### [Data in this exercise]
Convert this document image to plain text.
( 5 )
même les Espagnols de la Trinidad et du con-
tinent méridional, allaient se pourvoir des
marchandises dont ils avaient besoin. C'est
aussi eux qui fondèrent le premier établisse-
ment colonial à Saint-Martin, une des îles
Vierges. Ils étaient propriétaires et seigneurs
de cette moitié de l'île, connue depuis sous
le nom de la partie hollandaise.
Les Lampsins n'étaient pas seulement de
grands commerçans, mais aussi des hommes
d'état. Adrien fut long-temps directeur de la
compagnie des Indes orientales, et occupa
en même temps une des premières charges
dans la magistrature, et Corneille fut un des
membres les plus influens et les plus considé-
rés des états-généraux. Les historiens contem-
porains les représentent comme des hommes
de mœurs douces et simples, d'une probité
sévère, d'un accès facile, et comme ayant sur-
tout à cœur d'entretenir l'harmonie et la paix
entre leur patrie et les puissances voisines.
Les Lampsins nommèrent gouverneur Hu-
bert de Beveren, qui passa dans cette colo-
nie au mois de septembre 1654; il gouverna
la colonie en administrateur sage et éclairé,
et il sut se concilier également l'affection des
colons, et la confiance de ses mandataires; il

### [Written task]
Give the listing again, word for word.

### [Answer to the task]
Convert this document image to plain text.
( 5 )
même les Espagnols de la Trinidad et du con-
tinent méridional, allaient se pourvoir des
marchandises dont ils avaient besoin. C'est
aussi eux qui fondèrent le premier établisse-
ment colonial à Saint-Martin, une des îles
Vierges. Ils étaient propriétaires et seigneurs
de cette moitié de l'île, connue depuis sous
le nom de la partie hollandaise.
Les Lampsins n'étaient pas seulement de
grands commerçans, mais aussi des hommes
d'état. Adrien fut long-temps directeur de la
compagnie des Indes orientales, et occupa
en même temps une des premières charges
dans la magistrature, et Corneille fut un des
membres les plus influens et les plus considé-
rés des états-généraux. Les historiens contem-
porains les représentent comme des hommes
de mœurs douces et simples, d'une probité
sévère, d'un accès facile, et comme ayant sur-
tout à cœur d'entretenir l'harmonie et la paix
entre leur patrie et les puissances voisines.
Les Lampsins nommèrent gouverneur Hu-
bert de Beveren, qui passa dans cette colo-
nie au mois de septembre 1654; il gouverna
la colonie en administrateur sage et éclairé,
et il sut se concilier également l'affection des
colons, et la confiance de ses mandataires; il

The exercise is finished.